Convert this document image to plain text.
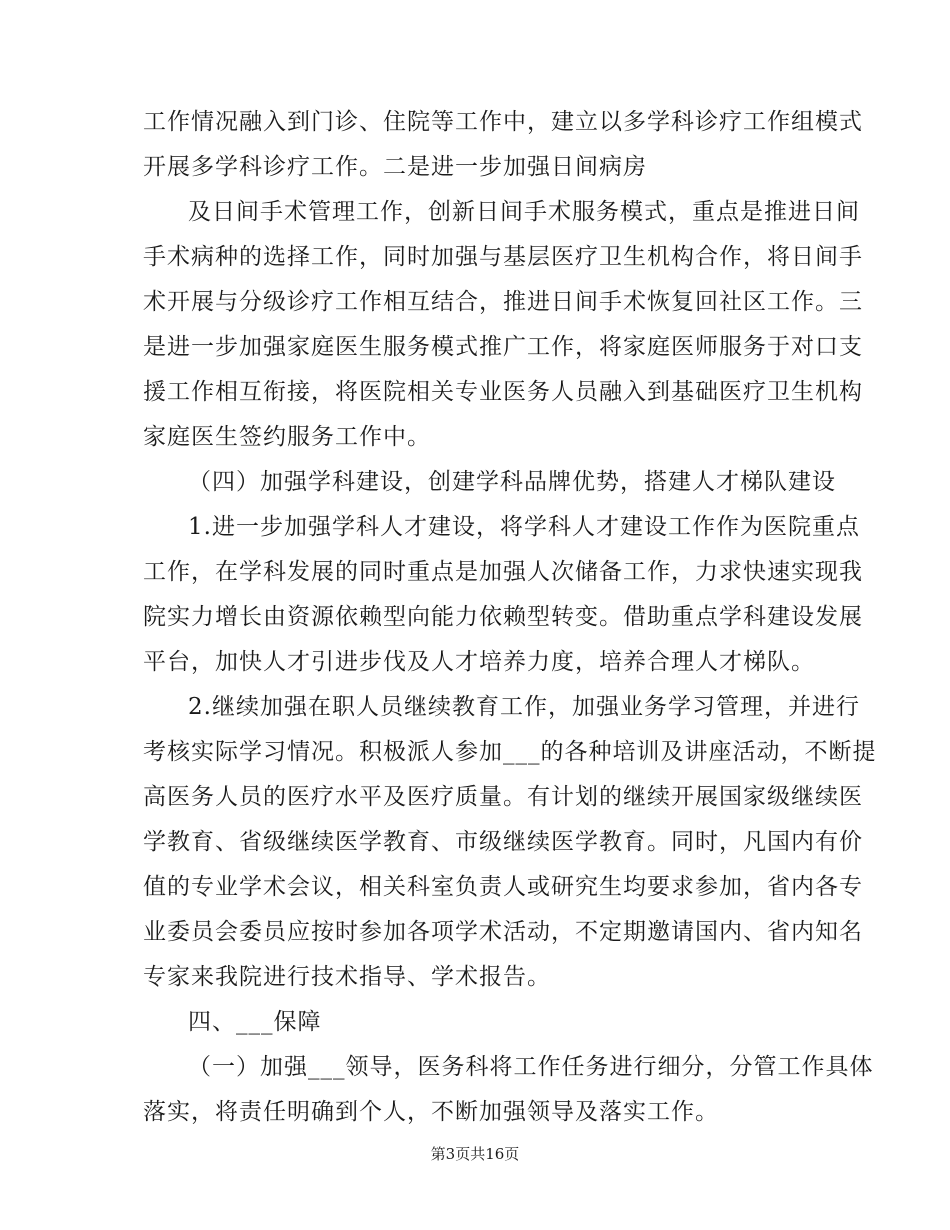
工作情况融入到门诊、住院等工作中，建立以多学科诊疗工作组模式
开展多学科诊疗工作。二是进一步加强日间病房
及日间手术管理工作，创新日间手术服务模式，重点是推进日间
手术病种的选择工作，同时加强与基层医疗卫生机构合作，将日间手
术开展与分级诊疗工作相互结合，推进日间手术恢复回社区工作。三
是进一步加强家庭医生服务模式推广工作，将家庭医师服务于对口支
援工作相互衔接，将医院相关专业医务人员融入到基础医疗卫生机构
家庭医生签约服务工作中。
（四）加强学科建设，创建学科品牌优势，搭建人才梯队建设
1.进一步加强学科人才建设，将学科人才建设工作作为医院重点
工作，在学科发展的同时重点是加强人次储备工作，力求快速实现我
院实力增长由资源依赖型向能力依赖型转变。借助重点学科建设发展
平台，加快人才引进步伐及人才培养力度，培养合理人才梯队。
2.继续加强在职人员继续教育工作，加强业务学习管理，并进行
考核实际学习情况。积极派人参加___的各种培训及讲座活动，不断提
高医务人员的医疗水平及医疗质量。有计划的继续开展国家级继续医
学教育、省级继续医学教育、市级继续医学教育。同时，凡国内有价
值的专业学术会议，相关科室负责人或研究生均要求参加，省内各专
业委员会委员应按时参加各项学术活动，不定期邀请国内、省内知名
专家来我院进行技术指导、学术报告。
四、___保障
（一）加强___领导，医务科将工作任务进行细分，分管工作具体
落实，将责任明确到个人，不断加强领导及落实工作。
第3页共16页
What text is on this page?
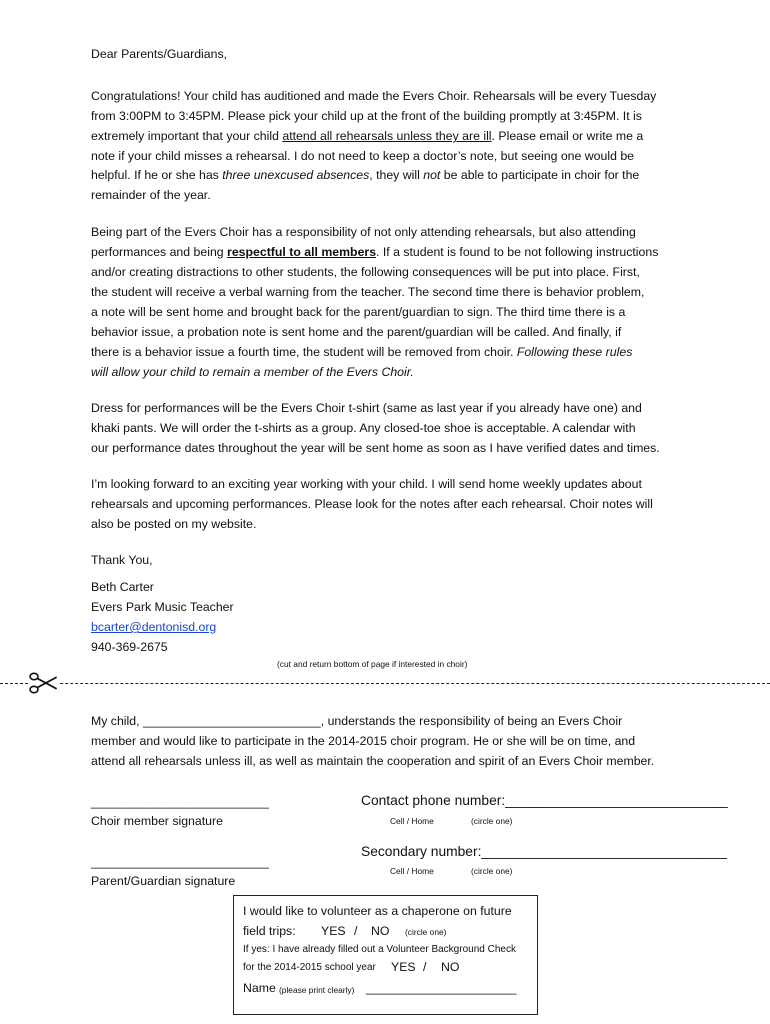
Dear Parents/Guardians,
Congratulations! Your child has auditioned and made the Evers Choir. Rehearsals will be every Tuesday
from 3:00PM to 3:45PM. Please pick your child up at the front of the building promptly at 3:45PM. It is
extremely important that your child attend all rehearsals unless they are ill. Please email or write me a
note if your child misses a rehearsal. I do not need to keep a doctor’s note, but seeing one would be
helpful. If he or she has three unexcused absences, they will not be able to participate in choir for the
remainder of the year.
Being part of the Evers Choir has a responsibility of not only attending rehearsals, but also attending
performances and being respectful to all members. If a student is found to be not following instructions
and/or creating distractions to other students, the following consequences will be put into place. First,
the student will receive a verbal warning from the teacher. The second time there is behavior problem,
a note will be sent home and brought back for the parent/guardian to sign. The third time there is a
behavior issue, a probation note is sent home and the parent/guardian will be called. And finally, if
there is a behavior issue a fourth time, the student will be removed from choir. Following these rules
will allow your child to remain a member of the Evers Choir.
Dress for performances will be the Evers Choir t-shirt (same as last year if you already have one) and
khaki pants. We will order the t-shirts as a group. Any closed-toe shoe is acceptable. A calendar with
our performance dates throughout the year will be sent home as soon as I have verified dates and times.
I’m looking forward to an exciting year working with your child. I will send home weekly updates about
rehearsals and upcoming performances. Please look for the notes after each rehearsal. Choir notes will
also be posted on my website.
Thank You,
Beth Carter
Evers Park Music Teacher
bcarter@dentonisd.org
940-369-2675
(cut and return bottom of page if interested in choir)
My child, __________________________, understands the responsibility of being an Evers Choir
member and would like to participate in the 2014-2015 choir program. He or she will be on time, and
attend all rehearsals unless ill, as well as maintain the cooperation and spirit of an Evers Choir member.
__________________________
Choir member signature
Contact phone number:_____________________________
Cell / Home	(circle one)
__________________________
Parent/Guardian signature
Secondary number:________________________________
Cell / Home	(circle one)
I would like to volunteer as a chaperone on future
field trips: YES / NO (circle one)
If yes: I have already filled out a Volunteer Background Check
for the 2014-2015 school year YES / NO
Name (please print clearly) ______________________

****

_DO THIS_
Without the pictures, print the whole listing exactly as given.

_RESPONSE_
Convert this document image to plain text.
工作情况融入到门诊、住院等工作中，建立以多学科诊疗工作组模式
开展多学科诊疗工作。二是进一步加强日间病房
及日间手术管理工作，创新日间手术服务模式，重点是推进日间
手术病种的选择工作，同时加强与基层医疗卫生机构合作，将日间手
术开展与分级诊疗工作相互结合，推进日间手术恢复回社区工作。三
是进一步加强家庭医生服务模式推广工作，将家庭医师服务于对口支
援工作相互衔接，将医院相关专业医务人员融入到基础医疗卫生机构
家庭医生签约服务工作中。
（四）加强学科建设，创建学科品牌优势，搭建人才梯队建设
1.进一步加强学科人才建设，将学科人才建设工作作为医院重点
工作，在学科发展的同时重点是加强人次储备工作，力求快速实现我
院实力增长由资源依赖型向能力依赖型转变。借助重点学科建设发展
平台，加快人才引进步伐及人才培养力度，培养合理人才梯队。
2.继续加强在职人员继续教育工作，加强业务学习管理，并进行
考核实际学习情况。积极派人参加___的各种培训及讲座活动，不断提
高医务人员的医疗水平及医疗质量。有计划的继续开展国家级继续医
学教育、省级继续医学教育、市级继续医学教育。同时，凡国内有价
值的专业学术会议，相关科室负责人或研究生均要求参加，省内各专
业委员会委员应按时参加各项学术活动，不定期邀请国内、省内知名
专家来我院进行技术指导、学术报告。
四、___保障
（一）加强___领导，医务科将工作任务进行细分，分管工作具体
落实，将责任明确到个人，不断加强领导及落实工作。
第3页共16页
What text is on this page?
Dear Parents/Guardians,
Congratulations! Your child has auditioned and made the Evers Choir. Rehearsals will be every Tuesday
from 3:00PM to 3:45PM. Please pick your child up at the front of the building promptly at 3:45PM. It is
extremely important that your child attend all rehearsals unless they are ill. Please email or write me a
note if your child misses a rehearsal. I do not need to keep a doctor’s note, but seeing one would be
helpful. If he or she has three unexcused absences, they will not be able to participate in choir for the
remainder of the year.
Being part of the Evers Choir has a responsibility of not only attending rehearsals, but also attending
performances and being respectful to all members. If a student is found to be not following instructions
and/or creating distractions to other students, the following consequences will be put into place. First,
the student will receive a verbal warning from the teacher. The second time there is behavior problem,
a note will be sent home and brought back for the parent/guardian to sign. The third time there is a
behavior issue, a probation note is sent home and the parent/guardian will be called. And finally, if
there is a behavior issue a fourth time, the student will be removed from choir. Following these rules
will allow your child to remain a member of the Evers Choir.
Dress for performances will be the Evers Choir t-shirt (same as last year if you already have one) and
khaki pants. We will order the t-shirts as a group. Any closed-toe shoe is acceptable. A calendar with
our performance dates throughout the year will be sent home as soon as I have verified dates and times.
I’m looking forward to an exciting year working with your child. I will send home weekly updates about
rehearsals and upcoming performances. Please look for the notes after each rehearsal. Choir notes will
also be posted on my website.
Thank You,
Beth Carter
Evers Park Music Teacher
bcarter@dentonisd.org
940-369-2675
(cut and return bottom of page if interested in choir)
My child, __________________________, understands the responsibility of being an Evers Choir
member and would like to participate in the 2014-2015 choir program. He or she will be on time, and
attend all rehearsals unless ill, as well as maintain the cooperation and spirit of an Evers Choir member.
__________________________
Choir member signature
Contact phone number:_____________________________
Cell / Home	(circle one)
__________________________
Parent/Guardian signature
Secondary number:________________________________
Cell / Home	(circle one)
I would like to volunteer as a chaperone on future
field trips: YES / NO (circle one)
If yes: I have already filled out a Volunteer Background Check
for the 2014-2015 school year YES / NO
Name (please print clearly) ______________________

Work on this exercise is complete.